**Job:** Everything in the listing except the pictures should be written out exactly.

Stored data
/---

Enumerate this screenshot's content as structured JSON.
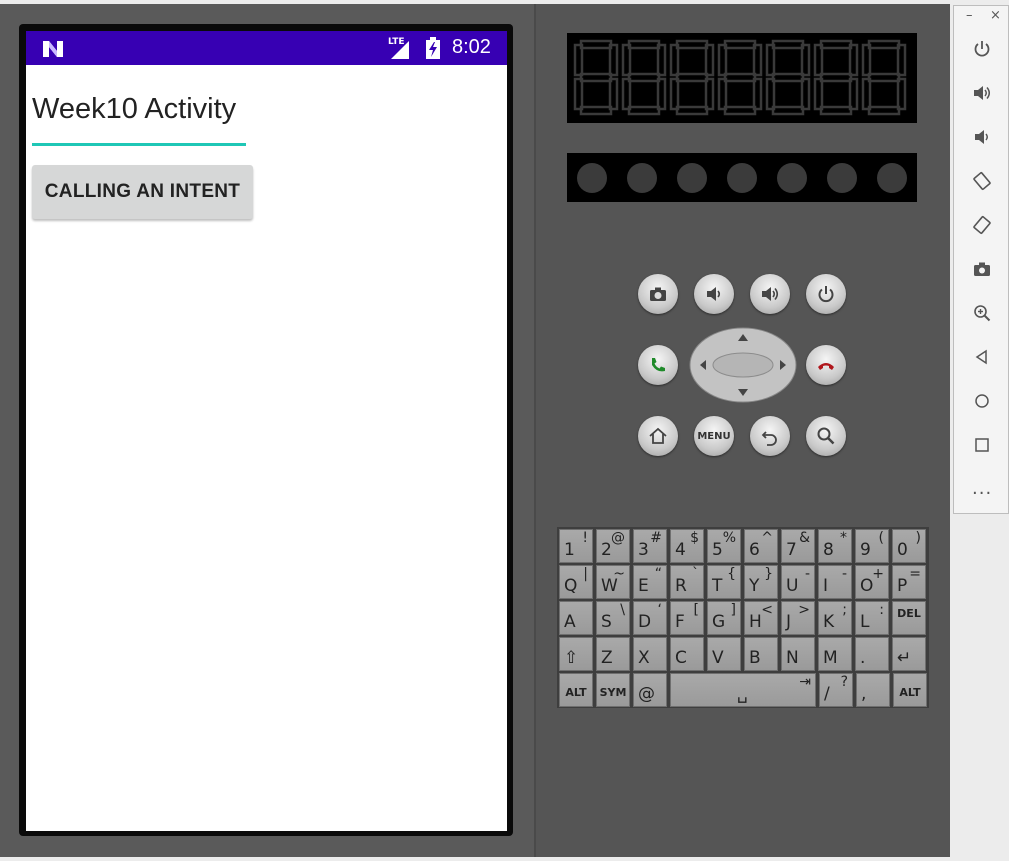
{
  "status_bar": {
    "network": "LTE",
    "time": "8:02"
  },
  "app": {
    "edittext_value": "Week10 Activity",
    "button_label": "CALLING AN INTENT"
  },
  "colors": {
    "status_bar": "#3700b3",
    "edittext_underline": "#1fc7b6",
    "button_bg": "#d6d7d7"
  },
  "hardware_controls": {
    "row1": [
      "camera-icon",
      "volume-down-icon",
      "volume-up-icon",
      "power-icon"
    ],
    "row2": [
      "call-icon",
      "dpad",
      "end-call-icon"
    ],
    "row3": [
      "home-icon",
      "menu-button",
      "back-icon",
      "search-icon"
    ],
    "menu_label": "MENU"
  },
  "keyboard": {
    "rows": [
      [
        [
          "1",
          "!"
        ],
        [
          "2",
          "@"
        ],
        [
          "3",
          "#"
        ],
        [
          "4",
          "$"
        ],
        [
          "5",
          "%"
        ],
        [
          "6",
          "^"
        ],
        [
          "7",
          "&"
        ],
        [
          "8",
          "*"
        ],
        [
          "9",
          "("
        ],
        [
          "0",
          ")"
        ]
      ],
      [
        [
          "Q",
          "|"
        ],
        [
          "W",
          "~"
        ],
        [
          "E",
          "“"
        ],
        [
          "R",
          "`"
        ],
        [
          "T",
          "{"
        ],
        [
          "Y",
          "}"
        ],
        [
          "U",
          "-"
        ],
        [
          "I",
          "-"
        ],
        [
          "O",
          "+"
        ],
        [
          "P",
          "="
        ]
      ],
      [
        [
          "A",
          ""
        ],
        [
          "S",
          "\\"
        ],
        [
          "D",
          "‘"
        ],
        [
          "F",
          "["
        ],
        [
          "G",
          "]"
        ],
        [
          "H",
          "<"
        ],
        [
          "J",
          ">"
        ],
        [
          "K",
          ";"
        ],
        [
          "L",
          ":"
        ],
        [
          "DEL",
          ""
        ]
      ],
      [
        [
          "⇧",
          ""
        ],
        [
          "Z",
          ""
        ],
        [
          "X",
          ""
        ],
        [
          "C",
          ""
        ],
        [
          "V",
          ""
        ],
        [
          "B",
          ""
        ],
        [
          "N",
          ""
        ],
        [
          "M",
          ""
        ],
        [
          ".",
          ""
        ],
        [
          "↵",
          ""
        ]
      ]
    ],
    "bottom_row": {
      "alt_left": "ALT",
      "sym": "SYM",
      "at": "@",
      "space": "␣",
      "tab": "⇥",
      "slash": "/",
      "question": "?",
      "comma": ",",
      "alt_right": "ALT"
    }
  },
  "side_toolbar": {
    "window_controls": {
      "minimize": "–",
      "close": "×"
    },
    "buttons": [
      "power-icon",
      "volume-up-icon",
      "volume-down-icon",
      "rotate-left-icon",
      "rotate-right-icon",
      "screenshot-icon",
      "zoom-icon",
      "back-icon",
      "home-icon",
      "overview-icon"
    ],
    "more": "..."
  }
}
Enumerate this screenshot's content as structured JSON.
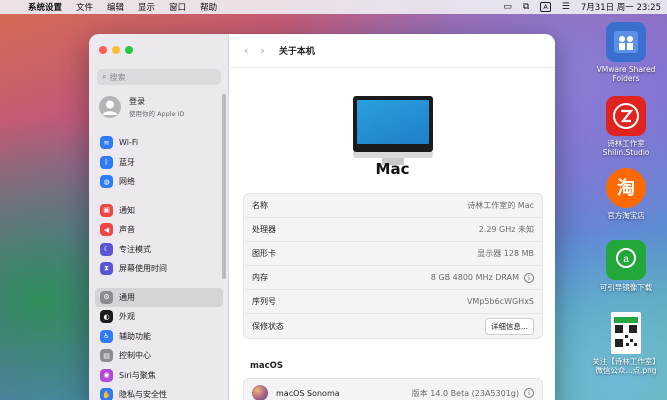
{
  "menubar": {
    "apple": "",
    "app_name": "系统设置",
    "items": [
      "文件",
      "编辑",
      "显示",
      "窗口",
      "帮助"
    ],
    "input_indicator": "A",
    "datetime": "7月31日 周一  23:25"
  },
  "desktop_icons": [
    {
      "label": "VMware Shared Folders",
      "icon": "shared-folder-icon",
      "color": "#3a6fd0"
    },
    {
      "label": "诗林工作室 Shilin.Studio",
      "icon": "shilin-studio-icon",
      "color": "#e0231f"
    },
    {
      "label": "官方淘宝店",
      "icon": "taobao-icon",
      "color": "#ff6a00",
      "glyph": "淘"
    },
    {
      "label": "可引导镜像下载",
      "icon": "coolaa-icon",
      "color": "#22a83a"
    },
    {
      "label": "关注【诗林工作室】微信公众...点.png",
      "icon": "qr-code-icon",
      "color": "#ffffff"
    }
  ],
  "window": {
    "search_placeholder": "搜索",
    "account": {
      "title": "登录",
      "subtitle": "使用你的 Apple ID"
    },
    "sidebar_items": [
      {
        "label": "Wi-Fi",
        "icon": "wifi-icon",
        "color": "#2f7bf6",
        "glyph": "≋"
      },
      {
        "label": "蓝牙",
        "icon": "bluetooth-icon",
        "color": "#2f7bf6",
        "glyph": "ᛒ"
      },
      {
        "label": "网络",
        "icon": "globe-icon",
        "color": "#2f7bf6",
        "glyph": "◍"
      },
      {
        "label": "通知",
        "icon": "notifications-icon",
        "color": "#f04545",
        "glyph": "▣"
      },
      {
        "label": "声音",
        "icon": "speaker-icon",
        "color": "#f04545",
        "glyph": "◀"
      },
      {
        "label": "专注模式",
        "icon": "moon-icon",
        "color": "#5b55d6",
        "glyph": "☾"
      },
      {
        "label": "屏幕使用时间",
        "icon": "hourglass-icon",
        "color": "#5b55d6",
        "glyph": "⧗"
      },
      {
        "label": "通用",
        "icon": "gear-icon",
        "color": "#8e8c92",
        "glyph": "⚙"
      },
      {
        "label": "外观",
        "icon": "appearance-icon",
        "color": "#1b1b1b",
        "glyph": "◐"
      },
      {
        "label": "辅助功能",
        "icon": "accessibility-icon",
        "color": "#2f7bf6",
        "glyph": "♿"
      },
      {
        "label": "控制中心",
        "icon": "control-center-icon",
        "color": "#8e8c92",
        "glyph": "▤"
      },
      {
        "label": "Siri与聚焦",
        "icon": "siri-icon",
        "color": "#b14bd8",
        "glyph": "◉"
      },
      {
        "label": "隐私与安全性",
        "icon": "hand-icon",
        "color": "#2f7bf6",
        "glyph": "✋"
      }
    ],
    "toolbar_title": "关于本机",
    "device_title": "Mac",
    "info_rows": [
      {
        "key": "名称",
        "value": "诗林工作室的 Mac"
      },
      {
        "key": "处理器",
        "value": "2.29 GHz 未知"
      },
      {
        "key": "图形卡",
        "value": "显示器 128 MB"
      },
      {
        "key": "内存",
        "value": "8 GB 4800 MHz DRAM"
      },
      {
        "key": "序列号",
        "value": "VMp5b6cWGHxS"
      },
      {
        "key": "保修状态",
        "value": "详细信息..."
      }
    ],
    "os_section_title": "macOS",
    "os_name": "macOS Sonoma",
    "os_version": "版本 14.0 Beta (23A5301g)"
  }
}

\---

**The output:**
Enumerate this screenshot's content as structured JSON.
{
  "status_bar": {
    "network": "LTE",
    "time": "8:02"
  },
  "app": {
    "edittext_value": "Week10 Activity",
    "button_label": "CALLING AN INTENT"
  },
  "colors": {
    "status_bar": "#3700b3",
    "edittext_underline": "#1fc7b6",
    "button_bg": "#d6d7d7"
  },
  "hardware_controls": {
    "row1": [
      "camera-icon",
      "volume-down-icon",
      "volume-up-icon",
      "power-icon"
    ],
    "row2": [
      "call-icon",
      "dpad",
      "end-call-icon"
    ],
    "row3": [
      "home-icon",
      "menu-button",
      "back-icon",
      "search-icon"
    ],
    "menu_label": "MENU"
  },
  "keyboard": {
    "rows": [
      [
        [
          "1",
          "!"
        ],
        [
          "2",
          "@"
        ],
        [
          "3",
          "#"
        ],
        [
          "4",
          "$"
        ],
        [
          "5",
          "%"
        ],
        [
          "6",
          "^"
        ],
        [
          "7",
          "&"
        ],
        [
          "8",
          "*"
        ],
        [
          "9",
          "("
        ],
        [
          "0",
          ")"
        ]
      ],
      [
        [
          "Q",
          "|"
        ],
        [
          "W",
          "~"
        ],
        [
          "E",
          "“"
        ],
        [
          "R",
          "`"
        ],
        [
          "T",
          "{"
        ],
        [
          "Y",
          "}"
        ],
        [
          "U",
          "-"
        ],
        [
          "I",
          "-"
        ],
        [
          "O",
          "+"
        ],
        [
          "P",
          "="
        ]
      ],
      [
        [
          "A",
          ""
        ],
        [
          "S",
          "\\"
        ],
        [
          "D",
          "‘"
        ],
        [
          "F",
          "["
        ],
        [
          "G",
          "]"
        ],
        [
          "H",
          "<"
        ],
        [
          "J",
          ">"
        ],
        [
          "K",
          ";"
        ],
        [
          "L",
          ":"
        ],
        [
          "DEL",
          ""
        ]
      ],
      [
        [
          "⇧",
          ""
        ],
        [
          "Z",
          ""
        ],
        [
          "X",
          ""
        ],
        [
          "C",
          ""
        ],
        [
          "V",
          ""
        ],
        [
          "B",
          ""
        ],
        [
          "N",
          ""
        ],
        [
          "M",
          ""
        ],
        [
          ".",
          ""
        ],
        [
          "↵",
          ""
        ]
      ]
    ],
    "bottom_row": {
      "alt_left": "ALT",
      "sym": "SYM",
      "at": "@",
      "space": "␣",
      "tab": "⇥",
      "slash": "/",
      "question": "?",
      "comma": ",",
      "alt_right": "ALT"
    }
  },
  "side_toolbar": {
    "window_controls": {
      "minimize": "–",
      "close": "×"
    },
    "buttons": [
      "power-icon",
      "volume-up-icon",
      "volume-down-icon",
      "rotate-left-icon",
      "rotate-right-icon",
      "screenshot-icon",
      "zoom-icon",
      "back-icon",
      "home-icon",
      "overview-icon"
    ],
    "more": "..."
  }
}
Enumerate this screenshot's content as structured JSON.
{
  "menubar": {
    "apple": "",
    "app_name": "系统设置",
    "items": [
      "文件",
      "编辑",
      "显示",
      "窗口",
      "帮助"
    ],
    "input_indicator": "A",
    "datetime": "7月31日 周一  23:25"
  },
  "desktop_icons": [
    {
      "label": "VMware Shared Folders",
      "icon": "shared-folder-icon",
      "color": "#3a6fd0"
    },
    {
      "label": "诗林工作室 Shilin.Studio",
      "icon": "shilin-studio-icon",
      "color": "#e0231f"
    },
    {
      "label": "官方淘宝店",
      "icon": "taobao-icon",
      "color": "#ff6a00",
      "glyph": "淘"
    },
    {
      "label": "可引导镜像下载",
      "icon": "coolaa-icon",
      "color": "#22a83a"
    },
    {
      "label": "关注【诗林工作室】微信公众...点.png",
      "icon": "qr-code-icon",
      "color": "#ffffff"
    }
  ],
  "window": {
    "search_placeholder": "搜索",
    "account": {
      "title": "登录",
      "subtitle": "使用你的 Apple ID"
    },
    "sidebar_items": [
      {
        "label": "Wi-Fi",
        "icon": "wifi-icon",
        "color": "#2f7bf6",
        "glyph": "≋"
      },
      {
        "label": "蓝牙",
        "icon": "bluetooth-icon",
        "color": "#2f7bf6",
        "glyph": "ᛒ"
      },
      {
        "label": "网络",
        "icon": "globe-icon",
        "color": "#2f7bf6",
        "glyph": "◍"
      },
      {
        "label": "通知",
        "icon": "notifications-icon",
        "color": "#f04545",
        "glyph": "▣"
      },
      {
        "label": "声音",
        "icon": "speaker-icon",
        "color": "#f04545",
        "glyph": "◀"
      },
      {
        "label": "专注模式",
        "icon": "moon-icon",
        "color": "#5b55d6",
        "glyph": "☾"
      },
      {
        "label": "屏幕使用时间",
        "icon": "hourglass-icon",
        "color": "#5b55d6",
        "glyph": "⧗"
      },
      {
        "label": "通用",
        "icon": "gear-icon",
        "color": "#8e8c92",
        "glyph": "⚙"
      },
      {
        "label": "外观",
        "icon": "appearance-icon",
        "color": "#1b1b1b",
        "glyph": "◐"
      },
      {
        "label": "辅助功能",
        "icon": "accessibility-icon",
        "color": "#2f7bf6",
        "glyph": "♿"
      },
      {
        "label": "控制中心",
        "icon": "control-center-icon",
        "color": "#8e8c92",
        "glyph": "▤"
      },
      {
        "label": "Siri与聚焦",
        "icon": "siri-icon",
        "color": "#b14bd8",
        "glyph": "◉"
      },
      {
        "label": "隐私与安全性",
        "icon": "hand-icon",
        "color": "#2f7bf6",
        "glyph": "✋"
      }
    ],
    "toolbar_title": "关于本机",
    "device_title": "Mac",
    "info_rows": [
      {
        "key": "名称",
        "value": "诗林工作室的 Mac"
      },
      {
        "key": "处理器",
        "value": "2.29 GHz 未知"
      },
      {
        "key": "图形卡",
        "value": "显示器 128 MB"
      },
      {
        "key": "内存",
        "value": "8 GB 4800 MHz DRAM"
      },
      {
        "key": "序列号",
        "value": "VMp5b6cWGHxS"
      },
      {
        "key": "保修状态",
        "value": "详细信息..."
      }
    ],
    "os_section_title": "macOS",
    "os_name": "macOS Sonoma",
    "os_version": "版本 14.0 Beta (23A5301g)"
  }
}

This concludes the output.